Instructions to follow:
Copy every line from the records below that holds the word "screenshot".

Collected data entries
#####
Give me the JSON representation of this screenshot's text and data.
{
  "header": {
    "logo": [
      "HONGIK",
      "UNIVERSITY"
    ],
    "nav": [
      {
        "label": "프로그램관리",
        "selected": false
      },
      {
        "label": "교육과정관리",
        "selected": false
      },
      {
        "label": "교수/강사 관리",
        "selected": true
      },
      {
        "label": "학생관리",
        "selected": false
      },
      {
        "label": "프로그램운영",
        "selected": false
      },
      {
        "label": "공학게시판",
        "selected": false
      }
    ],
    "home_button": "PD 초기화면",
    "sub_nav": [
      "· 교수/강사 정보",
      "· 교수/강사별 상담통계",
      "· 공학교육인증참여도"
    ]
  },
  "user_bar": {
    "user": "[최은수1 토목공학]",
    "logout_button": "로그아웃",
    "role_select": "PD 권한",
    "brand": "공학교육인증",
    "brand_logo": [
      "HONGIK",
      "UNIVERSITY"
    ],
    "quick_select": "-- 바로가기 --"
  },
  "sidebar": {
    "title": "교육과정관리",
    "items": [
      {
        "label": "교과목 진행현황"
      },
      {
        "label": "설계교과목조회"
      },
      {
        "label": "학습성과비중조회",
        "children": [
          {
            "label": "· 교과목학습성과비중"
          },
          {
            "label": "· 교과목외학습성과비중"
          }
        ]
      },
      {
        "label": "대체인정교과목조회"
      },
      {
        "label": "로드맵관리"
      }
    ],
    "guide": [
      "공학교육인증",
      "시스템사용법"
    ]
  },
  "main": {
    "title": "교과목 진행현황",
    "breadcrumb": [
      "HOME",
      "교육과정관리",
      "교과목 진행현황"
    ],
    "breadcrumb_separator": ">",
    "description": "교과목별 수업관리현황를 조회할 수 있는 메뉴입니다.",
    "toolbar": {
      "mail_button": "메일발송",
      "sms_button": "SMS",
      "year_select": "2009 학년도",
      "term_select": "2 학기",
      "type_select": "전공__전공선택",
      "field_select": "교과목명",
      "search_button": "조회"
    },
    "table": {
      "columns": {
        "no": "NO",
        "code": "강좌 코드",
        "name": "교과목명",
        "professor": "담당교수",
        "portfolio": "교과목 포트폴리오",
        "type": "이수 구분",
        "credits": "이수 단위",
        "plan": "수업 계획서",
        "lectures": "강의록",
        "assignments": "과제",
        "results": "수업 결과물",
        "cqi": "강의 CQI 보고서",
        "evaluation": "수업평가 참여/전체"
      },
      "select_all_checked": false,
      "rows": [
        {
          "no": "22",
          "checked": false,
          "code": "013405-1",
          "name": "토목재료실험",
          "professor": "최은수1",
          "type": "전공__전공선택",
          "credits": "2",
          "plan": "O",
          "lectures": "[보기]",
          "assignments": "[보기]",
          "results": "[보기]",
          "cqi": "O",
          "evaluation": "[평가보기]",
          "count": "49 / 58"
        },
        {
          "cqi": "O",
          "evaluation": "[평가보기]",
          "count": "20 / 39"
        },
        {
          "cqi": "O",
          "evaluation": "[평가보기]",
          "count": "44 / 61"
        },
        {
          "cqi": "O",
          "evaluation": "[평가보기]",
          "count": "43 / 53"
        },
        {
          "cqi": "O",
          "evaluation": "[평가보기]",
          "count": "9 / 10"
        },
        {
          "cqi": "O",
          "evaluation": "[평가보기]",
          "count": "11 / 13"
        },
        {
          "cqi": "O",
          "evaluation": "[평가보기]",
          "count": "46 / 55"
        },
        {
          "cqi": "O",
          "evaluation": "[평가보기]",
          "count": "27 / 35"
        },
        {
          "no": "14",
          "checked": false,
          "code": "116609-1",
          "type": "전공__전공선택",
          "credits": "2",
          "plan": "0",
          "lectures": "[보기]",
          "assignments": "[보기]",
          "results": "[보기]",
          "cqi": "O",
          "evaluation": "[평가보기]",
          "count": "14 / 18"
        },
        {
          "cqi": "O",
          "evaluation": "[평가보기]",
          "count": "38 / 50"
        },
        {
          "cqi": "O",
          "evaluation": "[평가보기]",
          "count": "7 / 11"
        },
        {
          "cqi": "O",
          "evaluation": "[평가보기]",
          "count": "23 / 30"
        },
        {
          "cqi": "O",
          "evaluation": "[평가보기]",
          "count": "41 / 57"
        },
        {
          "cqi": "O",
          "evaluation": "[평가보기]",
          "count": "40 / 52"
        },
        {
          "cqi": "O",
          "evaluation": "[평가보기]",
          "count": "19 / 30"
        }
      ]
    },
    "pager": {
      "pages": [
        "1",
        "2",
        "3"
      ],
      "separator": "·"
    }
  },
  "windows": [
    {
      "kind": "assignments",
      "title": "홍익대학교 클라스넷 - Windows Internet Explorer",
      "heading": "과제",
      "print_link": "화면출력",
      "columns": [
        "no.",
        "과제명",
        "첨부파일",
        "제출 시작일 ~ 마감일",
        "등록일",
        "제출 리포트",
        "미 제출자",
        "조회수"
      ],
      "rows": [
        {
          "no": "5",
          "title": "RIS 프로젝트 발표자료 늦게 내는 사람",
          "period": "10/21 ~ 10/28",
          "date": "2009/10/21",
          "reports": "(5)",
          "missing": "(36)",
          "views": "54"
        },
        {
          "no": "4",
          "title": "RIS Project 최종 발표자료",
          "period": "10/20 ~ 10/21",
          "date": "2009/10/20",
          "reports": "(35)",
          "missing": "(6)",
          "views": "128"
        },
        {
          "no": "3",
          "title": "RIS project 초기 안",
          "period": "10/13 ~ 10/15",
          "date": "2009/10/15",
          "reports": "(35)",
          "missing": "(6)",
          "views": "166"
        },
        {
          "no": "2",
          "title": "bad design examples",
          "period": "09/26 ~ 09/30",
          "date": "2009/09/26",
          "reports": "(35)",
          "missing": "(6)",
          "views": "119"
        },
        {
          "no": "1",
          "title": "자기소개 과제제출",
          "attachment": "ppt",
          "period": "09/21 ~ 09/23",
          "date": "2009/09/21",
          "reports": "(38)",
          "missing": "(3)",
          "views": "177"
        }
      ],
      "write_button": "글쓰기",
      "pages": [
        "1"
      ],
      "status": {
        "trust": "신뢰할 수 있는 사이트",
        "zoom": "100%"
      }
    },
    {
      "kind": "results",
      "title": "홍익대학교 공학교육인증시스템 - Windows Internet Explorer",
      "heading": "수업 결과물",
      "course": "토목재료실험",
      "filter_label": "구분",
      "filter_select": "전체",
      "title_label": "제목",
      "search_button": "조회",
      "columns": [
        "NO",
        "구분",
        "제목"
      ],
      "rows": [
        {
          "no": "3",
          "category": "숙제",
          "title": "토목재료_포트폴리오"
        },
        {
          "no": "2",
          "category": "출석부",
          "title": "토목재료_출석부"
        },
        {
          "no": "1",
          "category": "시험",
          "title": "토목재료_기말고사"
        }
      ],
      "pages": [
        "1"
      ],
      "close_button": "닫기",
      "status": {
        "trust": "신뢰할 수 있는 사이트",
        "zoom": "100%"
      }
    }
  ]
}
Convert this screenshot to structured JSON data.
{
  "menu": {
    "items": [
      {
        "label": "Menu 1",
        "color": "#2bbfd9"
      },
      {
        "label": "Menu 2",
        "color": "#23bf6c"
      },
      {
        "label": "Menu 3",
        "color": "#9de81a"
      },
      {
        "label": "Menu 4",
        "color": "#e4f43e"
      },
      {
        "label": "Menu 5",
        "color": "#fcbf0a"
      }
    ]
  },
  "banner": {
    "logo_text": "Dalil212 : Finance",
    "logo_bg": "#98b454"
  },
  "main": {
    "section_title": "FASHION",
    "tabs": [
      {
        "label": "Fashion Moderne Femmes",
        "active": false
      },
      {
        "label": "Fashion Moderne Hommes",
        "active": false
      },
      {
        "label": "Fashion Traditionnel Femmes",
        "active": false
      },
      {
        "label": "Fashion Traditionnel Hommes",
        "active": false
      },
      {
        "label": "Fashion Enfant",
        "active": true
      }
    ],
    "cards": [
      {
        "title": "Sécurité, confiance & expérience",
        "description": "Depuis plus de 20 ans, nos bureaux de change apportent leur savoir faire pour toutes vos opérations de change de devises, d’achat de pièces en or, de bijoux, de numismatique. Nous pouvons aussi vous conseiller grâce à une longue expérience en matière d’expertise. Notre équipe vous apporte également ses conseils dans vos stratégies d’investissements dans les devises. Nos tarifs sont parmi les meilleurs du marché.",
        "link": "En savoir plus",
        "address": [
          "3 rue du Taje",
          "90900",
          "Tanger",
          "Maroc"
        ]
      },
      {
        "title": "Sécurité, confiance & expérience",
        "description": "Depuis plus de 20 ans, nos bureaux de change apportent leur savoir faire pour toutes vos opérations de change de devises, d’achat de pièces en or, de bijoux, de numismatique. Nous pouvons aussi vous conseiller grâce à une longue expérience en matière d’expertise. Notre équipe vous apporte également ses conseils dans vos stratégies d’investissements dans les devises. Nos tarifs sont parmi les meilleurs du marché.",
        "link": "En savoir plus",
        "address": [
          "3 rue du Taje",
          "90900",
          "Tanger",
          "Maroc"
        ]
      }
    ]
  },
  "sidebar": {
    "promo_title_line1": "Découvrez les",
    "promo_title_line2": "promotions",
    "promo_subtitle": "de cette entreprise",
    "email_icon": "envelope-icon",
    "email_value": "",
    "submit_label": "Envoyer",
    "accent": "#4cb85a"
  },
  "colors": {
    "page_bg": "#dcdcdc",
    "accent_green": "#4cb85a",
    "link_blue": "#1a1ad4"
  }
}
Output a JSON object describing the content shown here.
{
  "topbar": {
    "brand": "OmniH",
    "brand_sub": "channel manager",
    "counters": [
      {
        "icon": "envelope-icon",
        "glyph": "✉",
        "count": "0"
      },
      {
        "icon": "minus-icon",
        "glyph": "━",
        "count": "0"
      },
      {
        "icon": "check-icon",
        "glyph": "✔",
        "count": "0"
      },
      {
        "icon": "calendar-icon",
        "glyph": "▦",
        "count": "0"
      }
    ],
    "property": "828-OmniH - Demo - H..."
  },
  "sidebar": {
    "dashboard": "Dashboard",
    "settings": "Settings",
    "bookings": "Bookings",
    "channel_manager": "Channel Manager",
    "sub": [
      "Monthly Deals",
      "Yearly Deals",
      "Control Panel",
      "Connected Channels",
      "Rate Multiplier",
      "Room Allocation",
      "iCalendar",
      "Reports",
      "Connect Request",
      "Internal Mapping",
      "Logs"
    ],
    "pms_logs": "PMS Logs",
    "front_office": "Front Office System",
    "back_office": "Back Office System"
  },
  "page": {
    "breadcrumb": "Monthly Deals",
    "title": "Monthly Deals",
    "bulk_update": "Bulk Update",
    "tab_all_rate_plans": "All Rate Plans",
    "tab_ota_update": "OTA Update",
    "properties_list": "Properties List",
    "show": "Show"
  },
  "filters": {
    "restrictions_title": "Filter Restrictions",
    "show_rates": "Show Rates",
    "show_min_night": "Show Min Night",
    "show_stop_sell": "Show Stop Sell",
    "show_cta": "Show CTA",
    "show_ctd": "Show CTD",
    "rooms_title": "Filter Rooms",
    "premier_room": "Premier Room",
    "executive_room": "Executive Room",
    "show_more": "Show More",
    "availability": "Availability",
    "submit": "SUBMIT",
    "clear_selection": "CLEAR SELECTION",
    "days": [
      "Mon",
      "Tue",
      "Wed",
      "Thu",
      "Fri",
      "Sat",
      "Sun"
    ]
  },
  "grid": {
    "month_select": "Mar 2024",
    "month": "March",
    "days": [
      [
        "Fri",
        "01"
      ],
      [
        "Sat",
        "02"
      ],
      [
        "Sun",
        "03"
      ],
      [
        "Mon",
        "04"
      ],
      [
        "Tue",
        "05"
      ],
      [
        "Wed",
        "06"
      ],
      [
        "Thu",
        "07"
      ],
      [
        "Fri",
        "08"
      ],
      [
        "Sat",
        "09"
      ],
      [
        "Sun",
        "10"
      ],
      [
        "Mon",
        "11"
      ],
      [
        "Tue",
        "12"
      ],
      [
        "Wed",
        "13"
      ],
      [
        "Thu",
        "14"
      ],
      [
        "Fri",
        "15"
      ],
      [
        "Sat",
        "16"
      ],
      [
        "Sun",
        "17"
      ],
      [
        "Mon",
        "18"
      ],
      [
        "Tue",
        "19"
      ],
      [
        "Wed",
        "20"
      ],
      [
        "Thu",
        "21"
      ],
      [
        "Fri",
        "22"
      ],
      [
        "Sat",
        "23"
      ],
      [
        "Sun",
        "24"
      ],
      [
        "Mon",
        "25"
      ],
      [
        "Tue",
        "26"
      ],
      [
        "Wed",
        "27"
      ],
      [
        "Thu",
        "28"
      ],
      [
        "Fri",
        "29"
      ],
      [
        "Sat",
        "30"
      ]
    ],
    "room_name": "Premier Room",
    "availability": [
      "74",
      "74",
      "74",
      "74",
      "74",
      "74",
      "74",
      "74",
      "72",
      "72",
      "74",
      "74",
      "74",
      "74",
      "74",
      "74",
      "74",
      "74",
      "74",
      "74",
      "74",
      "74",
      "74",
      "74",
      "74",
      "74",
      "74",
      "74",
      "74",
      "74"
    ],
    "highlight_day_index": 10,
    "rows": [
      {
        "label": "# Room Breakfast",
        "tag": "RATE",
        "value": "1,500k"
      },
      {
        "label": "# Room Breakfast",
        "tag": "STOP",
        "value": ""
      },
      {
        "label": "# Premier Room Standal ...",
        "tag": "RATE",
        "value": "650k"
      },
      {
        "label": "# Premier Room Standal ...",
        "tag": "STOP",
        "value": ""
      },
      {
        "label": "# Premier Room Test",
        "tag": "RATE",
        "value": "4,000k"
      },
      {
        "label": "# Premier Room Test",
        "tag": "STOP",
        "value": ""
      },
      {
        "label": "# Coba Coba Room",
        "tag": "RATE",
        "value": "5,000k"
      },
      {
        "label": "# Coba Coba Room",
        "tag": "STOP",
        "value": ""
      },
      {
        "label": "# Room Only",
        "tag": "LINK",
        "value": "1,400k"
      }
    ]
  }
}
#####
Answer to this task:
Give me the JSON representation of this screenshot's text and data.
Convert this screenshot to structured JSON data.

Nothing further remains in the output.